=== Written instruction ===
List every line below containing "climbing".

=== Input ===

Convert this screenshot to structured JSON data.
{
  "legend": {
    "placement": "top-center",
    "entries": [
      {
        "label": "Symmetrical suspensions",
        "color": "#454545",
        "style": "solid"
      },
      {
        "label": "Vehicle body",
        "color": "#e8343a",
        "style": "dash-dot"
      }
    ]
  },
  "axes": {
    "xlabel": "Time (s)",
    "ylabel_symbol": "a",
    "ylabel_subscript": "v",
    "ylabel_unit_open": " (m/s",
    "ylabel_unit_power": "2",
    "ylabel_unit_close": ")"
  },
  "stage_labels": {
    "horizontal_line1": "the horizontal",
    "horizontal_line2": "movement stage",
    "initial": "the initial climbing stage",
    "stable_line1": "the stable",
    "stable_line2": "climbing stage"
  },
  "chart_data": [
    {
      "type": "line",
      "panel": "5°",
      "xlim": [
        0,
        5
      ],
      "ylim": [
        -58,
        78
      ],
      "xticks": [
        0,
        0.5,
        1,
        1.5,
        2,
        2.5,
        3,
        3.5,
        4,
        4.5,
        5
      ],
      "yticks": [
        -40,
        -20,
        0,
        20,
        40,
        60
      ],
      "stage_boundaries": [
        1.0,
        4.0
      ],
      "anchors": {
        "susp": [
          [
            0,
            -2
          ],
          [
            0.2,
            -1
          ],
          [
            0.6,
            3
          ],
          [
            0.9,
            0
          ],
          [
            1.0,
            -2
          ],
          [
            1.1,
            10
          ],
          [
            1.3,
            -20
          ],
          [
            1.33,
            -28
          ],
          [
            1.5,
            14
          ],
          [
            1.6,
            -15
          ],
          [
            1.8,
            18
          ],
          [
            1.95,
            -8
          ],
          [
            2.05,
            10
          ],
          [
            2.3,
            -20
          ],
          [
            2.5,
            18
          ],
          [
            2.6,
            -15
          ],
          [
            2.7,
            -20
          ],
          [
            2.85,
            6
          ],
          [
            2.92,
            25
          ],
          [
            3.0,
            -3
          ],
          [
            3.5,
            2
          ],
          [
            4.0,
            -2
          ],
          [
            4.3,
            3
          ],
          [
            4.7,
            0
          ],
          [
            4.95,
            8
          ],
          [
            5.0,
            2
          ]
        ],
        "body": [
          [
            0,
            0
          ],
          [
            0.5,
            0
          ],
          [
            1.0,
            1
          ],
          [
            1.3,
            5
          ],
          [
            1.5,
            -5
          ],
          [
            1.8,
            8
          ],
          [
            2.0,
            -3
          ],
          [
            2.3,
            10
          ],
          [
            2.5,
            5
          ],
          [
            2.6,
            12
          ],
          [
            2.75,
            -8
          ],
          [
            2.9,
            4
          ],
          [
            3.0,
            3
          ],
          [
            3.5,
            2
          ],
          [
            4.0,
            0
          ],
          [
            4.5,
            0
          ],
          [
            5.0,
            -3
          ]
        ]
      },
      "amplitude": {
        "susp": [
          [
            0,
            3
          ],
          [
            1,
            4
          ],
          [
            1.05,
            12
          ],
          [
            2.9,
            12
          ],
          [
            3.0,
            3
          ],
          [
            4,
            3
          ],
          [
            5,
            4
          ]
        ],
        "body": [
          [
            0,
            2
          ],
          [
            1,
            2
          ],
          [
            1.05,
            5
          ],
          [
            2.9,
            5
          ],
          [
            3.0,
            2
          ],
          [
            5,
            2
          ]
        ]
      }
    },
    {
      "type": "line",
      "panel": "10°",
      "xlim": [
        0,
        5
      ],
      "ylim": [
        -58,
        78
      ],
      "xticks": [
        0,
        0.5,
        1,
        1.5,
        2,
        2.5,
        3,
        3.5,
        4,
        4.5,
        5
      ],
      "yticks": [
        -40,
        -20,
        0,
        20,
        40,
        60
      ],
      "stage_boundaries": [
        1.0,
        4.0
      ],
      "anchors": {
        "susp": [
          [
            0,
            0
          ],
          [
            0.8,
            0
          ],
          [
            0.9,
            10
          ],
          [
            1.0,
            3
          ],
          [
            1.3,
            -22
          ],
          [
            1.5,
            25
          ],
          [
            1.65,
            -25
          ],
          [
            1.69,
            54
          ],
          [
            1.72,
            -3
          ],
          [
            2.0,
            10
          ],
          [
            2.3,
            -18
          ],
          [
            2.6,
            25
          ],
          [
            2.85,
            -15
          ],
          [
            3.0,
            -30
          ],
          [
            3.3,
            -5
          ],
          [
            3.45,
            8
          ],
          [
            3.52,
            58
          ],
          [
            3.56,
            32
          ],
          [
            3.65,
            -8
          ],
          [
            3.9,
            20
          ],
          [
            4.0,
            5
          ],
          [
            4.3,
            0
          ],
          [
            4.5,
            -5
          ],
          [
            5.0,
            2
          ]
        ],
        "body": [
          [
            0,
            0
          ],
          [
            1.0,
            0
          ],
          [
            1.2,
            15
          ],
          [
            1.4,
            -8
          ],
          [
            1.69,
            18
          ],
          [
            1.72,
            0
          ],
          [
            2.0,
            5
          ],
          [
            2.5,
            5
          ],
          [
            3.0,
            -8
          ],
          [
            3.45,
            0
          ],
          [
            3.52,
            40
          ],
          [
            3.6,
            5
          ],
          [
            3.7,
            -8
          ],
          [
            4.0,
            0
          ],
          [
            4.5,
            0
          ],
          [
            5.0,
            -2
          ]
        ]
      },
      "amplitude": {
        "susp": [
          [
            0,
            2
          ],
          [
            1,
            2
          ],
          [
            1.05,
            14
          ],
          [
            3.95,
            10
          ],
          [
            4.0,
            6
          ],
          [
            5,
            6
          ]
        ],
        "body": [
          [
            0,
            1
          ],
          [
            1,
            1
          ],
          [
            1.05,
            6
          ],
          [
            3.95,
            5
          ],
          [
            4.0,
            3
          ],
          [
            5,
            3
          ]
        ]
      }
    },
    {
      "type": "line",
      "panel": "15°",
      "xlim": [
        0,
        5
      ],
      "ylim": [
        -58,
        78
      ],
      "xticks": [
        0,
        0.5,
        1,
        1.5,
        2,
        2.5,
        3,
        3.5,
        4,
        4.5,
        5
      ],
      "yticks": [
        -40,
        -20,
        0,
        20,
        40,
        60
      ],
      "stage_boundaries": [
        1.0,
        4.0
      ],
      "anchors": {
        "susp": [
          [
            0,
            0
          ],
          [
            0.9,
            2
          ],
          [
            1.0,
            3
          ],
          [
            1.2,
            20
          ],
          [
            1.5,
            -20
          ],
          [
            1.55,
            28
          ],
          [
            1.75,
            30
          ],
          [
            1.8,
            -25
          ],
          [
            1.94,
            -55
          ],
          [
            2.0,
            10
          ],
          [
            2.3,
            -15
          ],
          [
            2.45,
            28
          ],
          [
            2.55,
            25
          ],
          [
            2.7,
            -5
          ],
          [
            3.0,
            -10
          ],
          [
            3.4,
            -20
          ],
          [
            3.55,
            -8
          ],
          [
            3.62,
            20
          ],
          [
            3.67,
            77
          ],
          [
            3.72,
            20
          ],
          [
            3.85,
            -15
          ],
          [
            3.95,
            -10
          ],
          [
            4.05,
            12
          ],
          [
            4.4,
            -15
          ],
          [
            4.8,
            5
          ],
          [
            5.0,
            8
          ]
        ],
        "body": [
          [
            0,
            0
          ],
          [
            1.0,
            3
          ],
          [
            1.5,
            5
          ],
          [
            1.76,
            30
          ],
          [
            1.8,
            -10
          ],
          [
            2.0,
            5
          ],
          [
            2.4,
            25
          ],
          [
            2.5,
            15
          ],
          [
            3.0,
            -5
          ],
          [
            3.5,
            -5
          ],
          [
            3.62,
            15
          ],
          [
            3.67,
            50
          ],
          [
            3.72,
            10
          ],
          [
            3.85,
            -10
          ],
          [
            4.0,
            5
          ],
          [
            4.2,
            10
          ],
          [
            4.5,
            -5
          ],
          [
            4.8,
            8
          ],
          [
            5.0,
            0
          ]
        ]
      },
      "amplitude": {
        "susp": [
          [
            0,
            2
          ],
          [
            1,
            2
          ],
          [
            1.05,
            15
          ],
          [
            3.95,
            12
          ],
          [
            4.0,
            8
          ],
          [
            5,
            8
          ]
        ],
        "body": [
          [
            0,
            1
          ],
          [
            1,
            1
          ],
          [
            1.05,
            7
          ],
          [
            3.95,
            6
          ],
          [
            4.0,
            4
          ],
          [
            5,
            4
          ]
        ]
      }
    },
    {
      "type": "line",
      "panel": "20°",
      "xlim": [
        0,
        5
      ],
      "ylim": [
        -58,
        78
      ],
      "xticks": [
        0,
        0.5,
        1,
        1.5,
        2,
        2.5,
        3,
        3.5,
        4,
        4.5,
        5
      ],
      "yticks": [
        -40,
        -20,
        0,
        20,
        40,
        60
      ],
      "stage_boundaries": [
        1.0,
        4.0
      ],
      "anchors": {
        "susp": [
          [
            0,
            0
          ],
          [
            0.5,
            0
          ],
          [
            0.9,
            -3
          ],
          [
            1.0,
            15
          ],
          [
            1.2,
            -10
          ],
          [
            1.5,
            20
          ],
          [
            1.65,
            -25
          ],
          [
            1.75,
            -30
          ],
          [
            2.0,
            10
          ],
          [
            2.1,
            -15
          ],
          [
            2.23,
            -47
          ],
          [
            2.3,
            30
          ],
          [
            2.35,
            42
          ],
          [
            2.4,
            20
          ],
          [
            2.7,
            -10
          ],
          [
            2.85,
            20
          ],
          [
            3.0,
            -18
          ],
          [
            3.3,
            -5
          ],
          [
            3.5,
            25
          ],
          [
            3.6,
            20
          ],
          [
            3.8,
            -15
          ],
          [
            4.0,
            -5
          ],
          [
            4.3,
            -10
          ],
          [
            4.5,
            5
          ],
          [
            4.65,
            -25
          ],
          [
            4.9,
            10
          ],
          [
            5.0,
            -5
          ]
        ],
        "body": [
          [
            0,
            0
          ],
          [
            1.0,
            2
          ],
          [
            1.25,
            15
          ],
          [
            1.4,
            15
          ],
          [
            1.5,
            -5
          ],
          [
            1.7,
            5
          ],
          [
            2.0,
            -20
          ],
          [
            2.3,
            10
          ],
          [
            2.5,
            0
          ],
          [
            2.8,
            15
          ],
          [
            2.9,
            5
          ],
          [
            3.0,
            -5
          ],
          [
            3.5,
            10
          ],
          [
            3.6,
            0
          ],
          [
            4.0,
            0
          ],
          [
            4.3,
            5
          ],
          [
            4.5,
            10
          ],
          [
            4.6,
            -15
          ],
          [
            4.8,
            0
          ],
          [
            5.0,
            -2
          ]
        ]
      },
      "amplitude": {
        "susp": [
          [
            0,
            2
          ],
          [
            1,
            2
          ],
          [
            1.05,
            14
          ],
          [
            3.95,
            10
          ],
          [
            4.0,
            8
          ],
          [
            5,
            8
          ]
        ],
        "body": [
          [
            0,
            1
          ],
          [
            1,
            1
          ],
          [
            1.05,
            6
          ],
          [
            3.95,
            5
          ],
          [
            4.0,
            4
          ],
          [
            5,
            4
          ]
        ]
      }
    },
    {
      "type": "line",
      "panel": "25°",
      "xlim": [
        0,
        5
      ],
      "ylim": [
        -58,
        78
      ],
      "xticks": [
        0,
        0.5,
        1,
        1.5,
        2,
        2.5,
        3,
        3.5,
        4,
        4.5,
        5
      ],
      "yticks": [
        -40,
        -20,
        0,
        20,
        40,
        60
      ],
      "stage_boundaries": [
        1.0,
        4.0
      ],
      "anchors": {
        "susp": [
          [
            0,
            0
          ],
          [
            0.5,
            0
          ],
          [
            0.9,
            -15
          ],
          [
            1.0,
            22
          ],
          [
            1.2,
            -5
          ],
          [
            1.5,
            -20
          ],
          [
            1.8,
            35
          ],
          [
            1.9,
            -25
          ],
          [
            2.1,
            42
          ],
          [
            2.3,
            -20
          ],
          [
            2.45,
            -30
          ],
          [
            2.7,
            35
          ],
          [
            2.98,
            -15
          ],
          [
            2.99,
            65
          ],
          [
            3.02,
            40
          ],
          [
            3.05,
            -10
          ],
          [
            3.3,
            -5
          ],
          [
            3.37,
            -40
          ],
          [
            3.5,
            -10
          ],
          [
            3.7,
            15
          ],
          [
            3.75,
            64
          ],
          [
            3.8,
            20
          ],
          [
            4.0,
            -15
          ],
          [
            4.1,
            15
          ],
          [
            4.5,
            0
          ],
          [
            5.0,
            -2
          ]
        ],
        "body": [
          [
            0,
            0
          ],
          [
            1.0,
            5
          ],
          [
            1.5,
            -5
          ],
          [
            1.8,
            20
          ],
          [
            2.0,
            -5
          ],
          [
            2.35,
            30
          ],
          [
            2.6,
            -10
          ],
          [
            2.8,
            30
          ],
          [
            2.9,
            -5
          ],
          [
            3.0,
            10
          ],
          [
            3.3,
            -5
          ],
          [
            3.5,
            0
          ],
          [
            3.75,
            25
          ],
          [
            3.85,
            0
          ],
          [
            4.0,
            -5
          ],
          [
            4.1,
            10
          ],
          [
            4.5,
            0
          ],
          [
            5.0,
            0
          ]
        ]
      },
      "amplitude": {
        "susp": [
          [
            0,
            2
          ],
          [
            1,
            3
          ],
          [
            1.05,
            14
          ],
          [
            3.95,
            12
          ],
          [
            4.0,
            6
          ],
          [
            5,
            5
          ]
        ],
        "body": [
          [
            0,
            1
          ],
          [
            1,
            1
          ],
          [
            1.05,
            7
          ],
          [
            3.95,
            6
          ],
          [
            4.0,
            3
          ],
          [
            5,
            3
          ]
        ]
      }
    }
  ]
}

=== Complete response ===
    "initial": "the initial climbing stage",
    "stable_line2": "climbing stage"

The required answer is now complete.